'''
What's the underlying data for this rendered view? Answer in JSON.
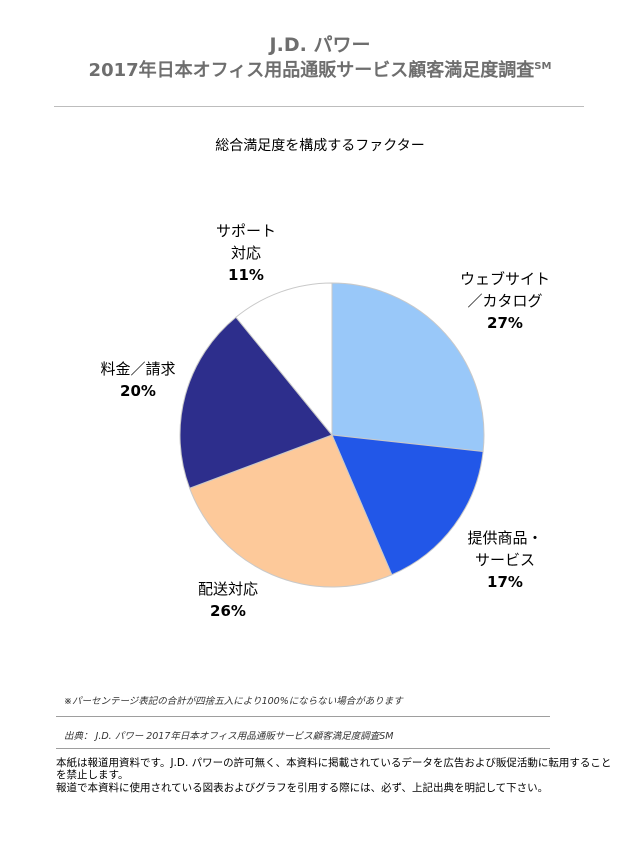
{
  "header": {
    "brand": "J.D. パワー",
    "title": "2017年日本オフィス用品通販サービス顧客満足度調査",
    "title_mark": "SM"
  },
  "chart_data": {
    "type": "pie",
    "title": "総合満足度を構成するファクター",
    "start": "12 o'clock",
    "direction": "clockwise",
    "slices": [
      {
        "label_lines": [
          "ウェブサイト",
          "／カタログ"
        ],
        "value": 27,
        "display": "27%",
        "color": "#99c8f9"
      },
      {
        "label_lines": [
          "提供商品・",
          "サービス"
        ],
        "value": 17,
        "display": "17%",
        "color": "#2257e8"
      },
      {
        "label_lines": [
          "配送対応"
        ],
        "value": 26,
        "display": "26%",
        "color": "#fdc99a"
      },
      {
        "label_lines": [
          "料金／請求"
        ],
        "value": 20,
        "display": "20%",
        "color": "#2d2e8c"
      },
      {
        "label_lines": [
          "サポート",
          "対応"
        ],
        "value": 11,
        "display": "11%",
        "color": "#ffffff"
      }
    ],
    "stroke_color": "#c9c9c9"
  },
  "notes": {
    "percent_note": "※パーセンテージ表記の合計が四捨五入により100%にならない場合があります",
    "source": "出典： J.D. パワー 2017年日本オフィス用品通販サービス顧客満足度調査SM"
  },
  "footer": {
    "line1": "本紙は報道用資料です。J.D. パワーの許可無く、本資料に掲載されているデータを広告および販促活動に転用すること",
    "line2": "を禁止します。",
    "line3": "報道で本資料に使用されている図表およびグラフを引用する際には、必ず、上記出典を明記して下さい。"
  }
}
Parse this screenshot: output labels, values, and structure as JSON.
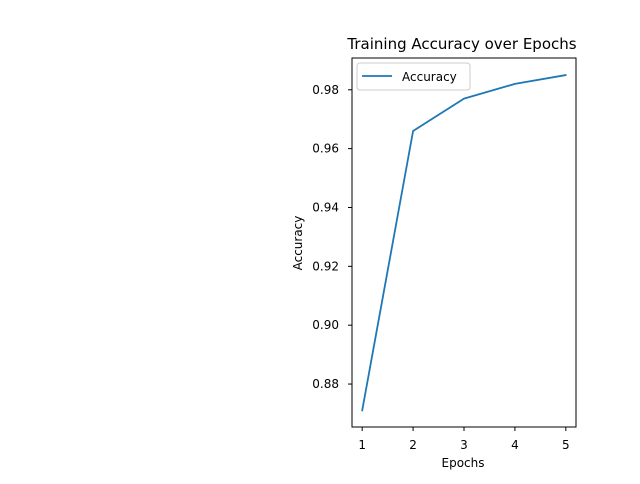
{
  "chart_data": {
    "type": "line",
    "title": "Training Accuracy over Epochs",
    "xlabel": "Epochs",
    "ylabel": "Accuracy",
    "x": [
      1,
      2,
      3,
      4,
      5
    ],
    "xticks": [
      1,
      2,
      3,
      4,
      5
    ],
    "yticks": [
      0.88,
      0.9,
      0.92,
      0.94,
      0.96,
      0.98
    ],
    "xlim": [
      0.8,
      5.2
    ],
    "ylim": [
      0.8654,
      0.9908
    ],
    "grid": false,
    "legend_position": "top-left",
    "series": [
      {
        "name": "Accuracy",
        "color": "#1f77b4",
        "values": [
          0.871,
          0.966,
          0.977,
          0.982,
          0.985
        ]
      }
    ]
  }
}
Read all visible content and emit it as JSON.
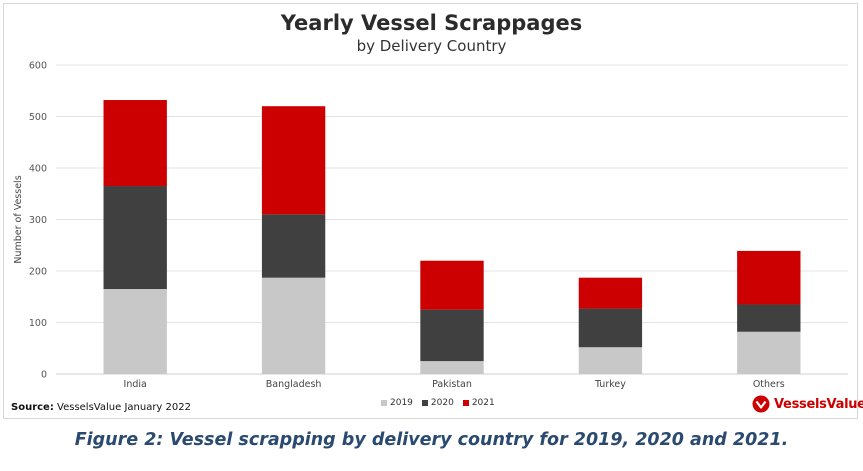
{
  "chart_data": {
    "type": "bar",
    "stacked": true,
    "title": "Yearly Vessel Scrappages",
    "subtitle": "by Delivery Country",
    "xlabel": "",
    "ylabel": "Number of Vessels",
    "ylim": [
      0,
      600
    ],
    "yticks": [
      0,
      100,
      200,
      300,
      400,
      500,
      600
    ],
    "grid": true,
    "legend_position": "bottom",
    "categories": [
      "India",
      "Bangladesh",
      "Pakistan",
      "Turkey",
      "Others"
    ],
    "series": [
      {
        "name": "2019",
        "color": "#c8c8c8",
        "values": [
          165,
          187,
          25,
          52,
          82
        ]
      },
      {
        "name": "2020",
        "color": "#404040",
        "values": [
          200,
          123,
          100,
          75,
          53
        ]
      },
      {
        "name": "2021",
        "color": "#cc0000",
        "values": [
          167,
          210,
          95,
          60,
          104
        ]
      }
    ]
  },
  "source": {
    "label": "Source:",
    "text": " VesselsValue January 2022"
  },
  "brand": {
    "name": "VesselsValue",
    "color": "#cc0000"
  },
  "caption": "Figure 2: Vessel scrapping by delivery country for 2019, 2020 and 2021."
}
'''
**DESCRIPTION OF THE TASK:** Your copy of the data should match it exactly, except that pictures are left out.

**WRITTEN ANSWER:**
What's the underlying data for this rendered view? Answer in JSON.
{
  "header": {
    "brand": "J.D. パワー",
    "title": "2017年日本オフィス用品通販サービス顧客満足度調査",
    "title_mark": "SM"
  },
  "chart_data": {
    "type": "pie",
    "title": "総合満足度を構成するファクター",
    "start": "12 o'clock",
    "direction": "clockwise",
    "slices": [
      {
        "label_lines": [
          "ウェブサイト",
          "／カタログ"
        ],
        "value": 27,
        "display": "27%",
        "color": "#99c8f9"
      },
      {
        "label_lines": [
          "提供商品・",
          "サービス"
        ],
        "value": 17,
        "display": "17%",
        "color": "#2257e8"
      },
      {
        "label_lines": [
          "配送対応"
        ],
        "value": 26,
        "display": "26%",
        "color": "#fdc99a"
      },
      {
        "label_lines": [
          "料金／請求"
        ],
        "value": 20,
        "display": "20%",
        "color": "#2d2e8c"
      },
      {
        "label_lines": [
          "サポート",
          "対応"
        ],
        "value": 11,
        "display": "11%",
        "color": "#ffffff"
      }
    ],
    "stroke_color": "#c9c9c9"
  },
  "notes": {
    "percent_note": "※パーセンテージ表記の合計が四捨五入により100%にならない場合があります",
    "source": "出典： J.D. パワー 2017年日本オフィス用品通販サービス顧客満足度調査SM"
  },
  "footer": {
    "line1": "本紙は報道用資料です。J.D. パワーの許可無く、本資料に掲載されているデータを広告および販促活動に転用すること",
    "line2": "を禁止します。",
    "line3": "報道で本資料に使用されている図表およびグラフを引用する際には、必ず、上記出典を明記して下さい。"
  }
}
Parse this screenshot: output labels, values, and structure as JSON.
{
  "chart_data": {
    "type": "line",
    "title": "Training Accuracy over Epochs",
    "xlabel": "Epochs",
    "ylabel": "Accuracy",
    "x": [
      1,
      2,
      3,
      4,
      5
    ],
    "xticks": [
      1,
      2,
      3,
      4,
      5
    ],
    "yticks": [
      0.88,
      0.9,
      0.92,
      0.94,
      0.96,
      0.98
    ],
    "xlim": [
      0.8,
      5.2
    ],
    "ylim": [
      0.8654,
      0.9908
    ],
    "grid": false,
    "legend_position": "top-left",
    "series": [
      {
        "name": "Accuracy",
        "color": "#1f77b4",
        "values": [
          0.871,
          0.966,
          0.977,
          0.982,
          0.985
        ]
      }
    ]
  }
}
Read all visible content and emit it as JSON.
{
  "chart_data": {
    "type": "bar",
    "stacked": true,
    "title": "Yearly Vessel Scrappages",
    "subtitle": "by Delivery Country",
    "xlabel": "",
    "ylabel": "Number of Vessels",
    "ylim": [
      0,
      600
    ],
    "yticks": [
      0,
      100,
      200,
      300,
      400,
      500,
      600
    ],
    "grid": true,
    "legend_position": "bottom",
    "categories": [
      "India",
      "Bangladesh",
      "Pakistan",
      "Turkey",
      "Others"
    ],
    "series": [
      {
        "name": "2019",
        "color": "#c8c8c8",
        "values": [
          165,
          187,
          25,
          52,
          82
        ]
      },
      {
        "name": "2020",
        "color": "#404040",
        "values": [
          200,
          123,
          100,
          75,
          53
        ]
      },
      {
        "name": "2021",
        "color": "#cc0000",
        "values": [
          167,
          210,
          95,
          60,
          104
        ]
      }
    ]
  },
  "source": {
    "label": "Source:",
    "text": " VesselsValue January 2022"
  },
  "brand": {
    "name": "VesselsValue",
    "color": "#cc0000"
  },
  "caption": "Figure 2: Vessel scrapping by delivery country for 2019, 2020 and 2021."
}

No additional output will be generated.